### Exercises to complete
A – Using the article on the BYU-Wyoming rivalry, answer these:
(i) In what bowl game and city will Wyoming face BYU?
(ii) How many tackles did Galand Thaxton record at Wyoming?
(iii) What award did Randy Welniak receive in his senior season?
B – Reproduce word for word the stretch of the BYU-Wyoming rivalry article from "LARAMIE — At" through "against the Cougars.".

### Document

LARAMIE — At a recent ceremony for student-athletes graduating at semester, senior associate athletic director Randy Welniak chatted with Wyoming football players Jacob Hollister, Jake Maulhardt and Chase Appleby. They wanted to know what the BYU-Wyoming rivalry was like.
The seniors have been through a lot in their time with the Cowboys, but they’ve never been a part of a game against the Cougars.
That will change Wednesday when Wyoming plays BYU in the Poinsettia Bowl in San Diego.
“I said, ‘You guys have no idea how big this is to our fans,’” said Welniak, a former Wyoming quarterback.
It’s been nearly 30 years since Welniak and Galand Thaxton last took the field against the Cougars, but that rivalry is still fresh in the former Cowboys’ minds.
“I was thinking that we need to spank the daylights out of them, that we need to beat them down,” Thaxton said of his reaction when he heard Wyoming would be playing the Cougars. “First of all, I don’t think we’ve beaten them in a while. So definitely get some revenge on them.
“Not only that, but for leaving our conference. I’m very upset that they left the conference the way they did as well. They haven’t gotten any better since they left the conference, so I think we need to put it on them severely so that we can make a statement not only for the University of Wyoming but for the conference as well.”
Thaxton was a linebacker for Wyoming from 1984-87, earning all-American honors his senior year and racking up more tackles (467) than any Cowboy before or since. Welniak, a Wyoming quarterback from ’84-88, was named the Western Athletic Conference Offensive Player of the Year his senior season.
“This is a great opportunity for us to finally get back to the old rivalry,” Welniak said. “And we get it, that a lot of these kids don’t understand it. I think they’ll understand it after the game or during the game, because there is an edge there for sure. It was great for us, being able to play here and experience that rivalry with BYU is pretty amazing.”

### Raw data
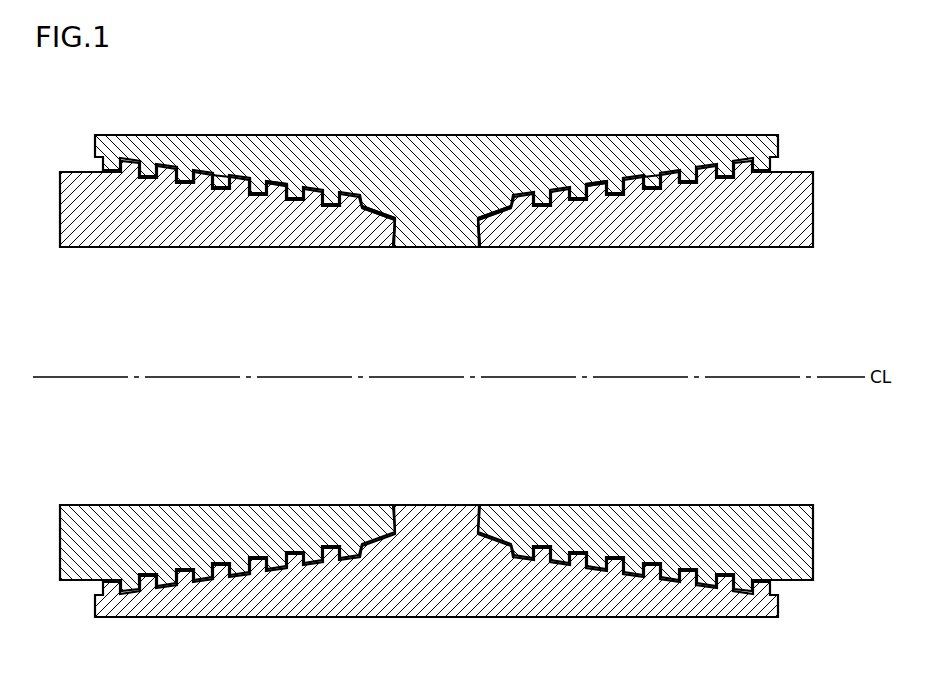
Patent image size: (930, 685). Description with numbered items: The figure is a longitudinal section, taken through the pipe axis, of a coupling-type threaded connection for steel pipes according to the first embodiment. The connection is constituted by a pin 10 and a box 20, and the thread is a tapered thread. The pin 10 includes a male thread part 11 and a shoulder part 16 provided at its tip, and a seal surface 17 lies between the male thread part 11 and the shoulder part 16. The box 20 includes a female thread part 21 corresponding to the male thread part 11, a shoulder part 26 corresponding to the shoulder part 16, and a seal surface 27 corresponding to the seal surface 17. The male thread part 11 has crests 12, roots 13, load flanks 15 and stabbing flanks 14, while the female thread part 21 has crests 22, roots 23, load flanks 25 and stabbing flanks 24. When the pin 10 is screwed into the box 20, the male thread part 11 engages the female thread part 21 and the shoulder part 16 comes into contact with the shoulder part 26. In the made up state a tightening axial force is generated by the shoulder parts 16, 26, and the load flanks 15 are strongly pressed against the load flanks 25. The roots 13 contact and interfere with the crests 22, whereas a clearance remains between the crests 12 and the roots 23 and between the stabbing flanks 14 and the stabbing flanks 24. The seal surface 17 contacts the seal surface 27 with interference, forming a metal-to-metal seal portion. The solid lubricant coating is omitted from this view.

### Solutions for each task
A –
(i) The Poinsettia Bowl in San Diego.
(ii) 467.
(iii) Western Athletic Conference Offensive Player of the Year.

B –
LARAMIE — At a recent ceremony for student-athletes graduating at semester, senior associate athletic director Randy Welniak chatted with Wyoming football players Jacob Hollister, Jake Maulhardt and Chase Appleby. They wanted to know what the BYU-Wyoming rivalry was like.
The seniors have been through a lot in their time with the Cowboys, but they’ve never been a part of a game against the Cougars.